====== PROVIDED PASSAGE ======

    A lot of us know the degree of difficulty associated with writing deadline gamers. I don't know that the general public cares though. In fact, I'm confident they do not. Again, BASW is a commercial enterprise. Yes, people in the business see it as the ultimate barometer of what sports stories were great this year, but it's a fool's errand to look at it like it's the ultimate judge of what was great work. The Academy Awards are entirely subjective, but at least they're something of a democracy (albeit one subject to massive marketing campaigns). BASW isn't a democracy. And that's OK! It just has to be viewed for what it is.

    It baffles me that Wetzel's Brady piece did not make it into the book. That was a legitimate deadline piece. But it's hard to get too worked up over because, essentially, it comes down to the fact that two people didn't think it was worth anthologizing. Not 200 people or 2,000 people. Two. I can find two people who don't like The Godfather Part II. All you can do is shrug. It seems like someone could start a competing anthology where their take on the best sports writing was anthologized, and at times I wish they would.

    But as my man 3_Octave_Fart would probably remind us (though I hesitate putting words in his mouth) if you're writing pieces with the expectation that they'll win awards or make it into BASW, whether they're 800-word gamers that crackle or 8,000-word meditations on why we play football, then you're probably not writing for the right reasons. All you can really do is write for your audience, and hope that your bosses like it and your peers respect it.
     
  6. Dick Whitman

    Dick Whitman Well-Known Member

    It depends on the medium, of course.

    Your reflexive animosity toward anything of length is surprising. There is a lot of good stuff out there that isn't the writerley stuff you love to hate. I love to hate it, too. I have gone round and round on this site with the likes of former board member Azrael and others on this point.
====== RAW DATA ======
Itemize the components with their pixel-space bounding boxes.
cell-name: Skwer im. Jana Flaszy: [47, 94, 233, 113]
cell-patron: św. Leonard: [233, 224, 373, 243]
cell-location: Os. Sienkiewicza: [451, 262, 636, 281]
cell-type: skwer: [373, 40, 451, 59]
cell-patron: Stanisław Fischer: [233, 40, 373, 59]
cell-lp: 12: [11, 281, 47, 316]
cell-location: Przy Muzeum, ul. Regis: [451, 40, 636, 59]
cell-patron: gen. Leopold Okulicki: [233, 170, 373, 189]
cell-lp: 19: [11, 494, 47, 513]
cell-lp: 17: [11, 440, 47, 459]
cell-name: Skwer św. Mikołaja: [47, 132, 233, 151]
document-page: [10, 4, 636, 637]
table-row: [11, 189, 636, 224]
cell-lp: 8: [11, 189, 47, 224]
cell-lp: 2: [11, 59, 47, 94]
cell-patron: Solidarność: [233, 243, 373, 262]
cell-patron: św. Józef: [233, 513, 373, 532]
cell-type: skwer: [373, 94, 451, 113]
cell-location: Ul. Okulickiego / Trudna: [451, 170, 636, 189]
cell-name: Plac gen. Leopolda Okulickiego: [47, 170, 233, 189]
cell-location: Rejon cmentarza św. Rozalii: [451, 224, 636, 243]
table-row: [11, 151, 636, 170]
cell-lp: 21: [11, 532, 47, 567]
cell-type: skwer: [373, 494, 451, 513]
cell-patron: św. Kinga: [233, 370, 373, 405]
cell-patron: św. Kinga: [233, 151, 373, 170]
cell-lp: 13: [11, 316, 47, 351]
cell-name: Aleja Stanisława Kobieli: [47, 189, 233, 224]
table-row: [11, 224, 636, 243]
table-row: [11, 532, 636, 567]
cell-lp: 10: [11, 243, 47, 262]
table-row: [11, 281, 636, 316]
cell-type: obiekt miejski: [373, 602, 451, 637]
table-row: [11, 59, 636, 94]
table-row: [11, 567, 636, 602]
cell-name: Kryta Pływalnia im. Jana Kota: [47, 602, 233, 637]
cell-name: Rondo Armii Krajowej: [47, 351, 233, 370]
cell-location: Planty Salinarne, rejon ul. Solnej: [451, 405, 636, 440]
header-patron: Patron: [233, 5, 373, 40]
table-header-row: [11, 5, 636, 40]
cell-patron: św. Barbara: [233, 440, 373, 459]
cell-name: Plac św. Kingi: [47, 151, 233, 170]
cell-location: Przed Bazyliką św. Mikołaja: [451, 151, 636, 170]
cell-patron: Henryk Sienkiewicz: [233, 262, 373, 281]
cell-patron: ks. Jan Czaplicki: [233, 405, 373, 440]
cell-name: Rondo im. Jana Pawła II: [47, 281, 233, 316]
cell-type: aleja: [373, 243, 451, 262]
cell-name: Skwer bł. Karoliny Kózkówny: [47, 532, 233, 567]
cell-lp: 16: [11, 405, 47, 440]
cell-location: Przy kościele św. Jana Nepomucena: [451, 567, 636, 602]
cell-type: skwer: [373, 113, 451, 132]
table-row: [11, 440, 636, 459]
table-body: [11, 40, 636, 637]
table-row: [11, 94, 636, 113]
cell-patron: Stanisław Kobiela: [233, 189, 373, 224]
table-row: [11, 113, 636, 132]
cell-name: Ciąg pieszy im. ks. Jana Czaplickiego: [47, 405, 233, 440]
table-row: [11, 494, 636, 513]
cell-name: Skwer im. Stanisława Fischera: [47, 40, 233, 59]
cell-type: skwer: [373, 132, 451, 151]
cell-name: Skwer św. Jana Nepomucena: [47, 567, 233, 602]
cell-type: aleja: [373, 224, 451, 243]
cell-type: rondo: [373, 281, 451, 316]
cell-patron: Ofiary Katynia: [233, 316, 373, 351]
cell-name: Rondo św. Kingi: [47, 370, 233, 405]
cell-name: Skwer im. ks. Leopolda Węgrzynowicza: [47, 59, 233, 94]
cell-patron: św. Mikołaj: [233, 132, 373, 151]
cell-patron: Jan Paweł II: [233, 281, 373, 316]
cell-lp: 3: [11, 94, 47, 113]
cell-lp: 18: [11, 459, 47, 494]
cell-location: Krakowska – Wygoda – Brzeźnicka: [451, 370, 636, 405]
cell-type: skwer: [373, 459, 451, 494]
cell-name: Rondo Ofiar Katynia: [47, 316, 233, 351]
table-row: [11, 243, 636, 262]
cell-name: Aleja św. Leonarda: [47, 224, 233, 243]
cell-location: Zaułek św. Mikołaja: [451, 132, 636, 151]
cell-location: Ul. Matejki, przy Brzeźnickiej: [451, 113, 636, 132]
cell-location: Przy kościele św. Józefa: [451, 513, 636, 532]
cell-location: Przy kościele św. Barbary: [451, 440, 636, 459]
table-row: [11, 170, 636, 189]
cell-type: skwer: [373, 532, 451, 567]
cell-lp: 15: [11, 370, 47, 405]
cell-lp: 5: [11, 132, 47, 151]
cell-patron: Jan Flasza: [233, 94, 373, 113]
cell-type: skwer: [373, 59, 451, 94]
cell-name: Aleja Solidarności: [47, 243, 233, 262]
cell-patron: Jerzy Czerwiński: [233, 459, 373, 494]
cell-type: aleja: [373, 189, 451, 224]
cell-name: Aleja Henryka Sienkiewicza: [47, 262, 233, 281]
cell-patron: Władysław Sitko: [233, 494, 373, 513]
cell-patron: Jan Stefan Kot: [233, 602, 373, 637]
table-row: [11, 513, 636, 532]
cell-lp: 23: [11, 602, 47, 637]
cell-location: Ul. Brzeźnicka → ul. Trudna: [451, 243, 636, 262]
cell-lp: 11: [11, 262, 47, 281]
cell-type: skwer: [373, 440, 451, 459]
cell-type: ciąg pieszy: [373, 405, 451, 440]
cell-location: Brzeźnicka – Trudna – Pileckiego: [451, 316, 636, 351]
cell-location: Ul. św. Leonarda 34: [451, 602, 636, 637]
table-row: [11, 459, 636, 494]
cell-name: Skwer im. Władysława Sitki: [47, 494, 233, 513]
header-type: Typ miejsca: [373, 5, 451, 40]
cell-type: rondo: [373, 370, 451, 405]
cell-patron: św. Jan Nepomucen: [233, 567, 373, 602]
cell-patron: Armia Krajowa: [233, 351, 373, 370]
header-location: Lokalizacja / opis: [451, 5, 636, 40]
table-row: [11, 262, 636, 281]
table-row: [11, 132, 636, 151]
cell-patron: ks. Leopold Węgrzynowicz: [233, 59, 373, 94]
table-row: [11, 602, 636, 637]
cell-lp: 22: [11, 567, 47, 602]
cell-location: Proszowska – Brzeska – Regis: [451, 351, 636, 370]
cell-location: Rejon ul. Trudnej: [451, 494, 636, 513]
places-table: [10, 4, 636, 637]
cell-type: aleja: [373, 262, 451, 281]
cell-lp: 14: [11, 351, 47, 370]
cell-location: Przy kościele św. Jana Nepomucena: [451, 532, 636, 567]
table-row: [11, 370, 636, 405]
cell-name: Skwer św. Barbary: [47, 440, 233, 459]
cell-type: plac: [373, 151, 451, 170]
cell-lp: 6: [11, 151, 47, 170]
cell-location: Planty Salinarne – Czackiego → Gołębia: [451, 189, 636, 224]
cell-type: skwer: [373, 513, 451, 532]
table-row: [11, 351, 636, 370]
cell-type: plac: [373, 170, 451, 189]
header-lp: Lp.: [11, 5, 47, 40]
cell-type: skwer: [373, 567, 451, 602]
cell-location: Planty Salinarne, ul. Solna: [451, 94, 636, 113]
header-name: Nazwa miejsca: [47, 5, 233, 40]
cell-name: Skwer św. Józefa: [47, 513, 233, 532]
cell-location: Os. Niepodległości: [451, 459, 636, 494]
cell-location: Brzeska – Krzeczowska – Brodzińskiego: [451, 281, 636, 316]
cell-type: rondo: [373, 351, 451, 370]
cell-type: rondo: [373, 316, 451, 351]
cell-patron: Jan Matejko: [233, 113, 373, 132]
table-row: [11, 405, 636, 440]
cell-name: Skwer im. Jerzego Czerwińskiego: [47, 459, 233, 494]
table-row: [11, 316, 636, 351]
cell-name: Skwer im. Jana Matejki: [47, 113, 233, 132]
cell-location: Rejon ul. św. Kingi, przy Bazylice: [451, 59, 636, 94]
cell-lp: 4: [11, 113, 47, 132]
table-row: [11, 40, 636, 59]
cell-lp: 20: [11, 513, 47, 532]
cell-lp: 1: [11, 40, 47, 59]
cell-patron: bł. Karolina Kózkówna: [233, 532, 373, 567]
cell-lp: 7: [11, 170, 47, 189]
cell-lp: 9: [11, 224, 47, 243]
======
Proceed with the forum posts about BASW and deadline sports writing, starting after their last sentence. The rows are separate material and have no connection to the forum posts.

    The long-form pieces I like tell a story, and you barely notice the writer's presence. Those are the kind of stories that largely make up the BASW volume. Genuinely, these are not pieces written to get into a book or win awards.
     
  7. SteveRomano13

    SteveRomano13 Member

    The book should be broken into sections to show different types of pieces. The best journalism cannot all be longform. It'd be good for the reader to be exposed to different types of stories.
     
  8. Dick Whitman

    Dick Whitman Well-Known Member

    It's not the best journalism. It's the best writing.
     
  9. SteveRomano13

    SteveRomano13 Member

    It's not the best journalism. It's the best writing.
    [/quote]

    ok, same argument.
     
  10. Dick Whitman

    Dick Whitman Well-Known Member

    ok, same argument.
    [/quote]

    I would say that the best writing is almost all longform. In fact, in the vast majority of cases, I think that the knock against long-form articles, that they are "writerley" or masturbatory, is way more applicable to shorter stories written on deadline. There is space to tell a story in a lengthier piece, to pace it. There isn't the need to sex it up.
     
  11. 3_Octave_Fart

    3_Octave_Fart Well-Known Member

    DoubleDown, I would not contest that at all. This isn't some Zen meditation for the writer. Somebody has to buy, consume and keep buying this for it to be sustainable art.

    Dick, hatred of narrative journalism/literature- strange charge for dude whose playroom is packed to the tits with books. I admire more of the genre than I hate. The Irsay piece posted yesterday was excellent. But my time in a day and on this planet is finite, and when I see someone futzing around for the first 6-8 grafs- with no germ of the piece in sight- I get ants in my pants and ask if there's something better I could be wasting my time with.
     
  12. Double Down

    Double Down Well-Known Member

    Steve:

    So by this same rationale, Best American Short Stories books should be broken into genres (Science fiction! Erotica! Historical realism!) to expose readers to a full breadth of writing instead of just "writing."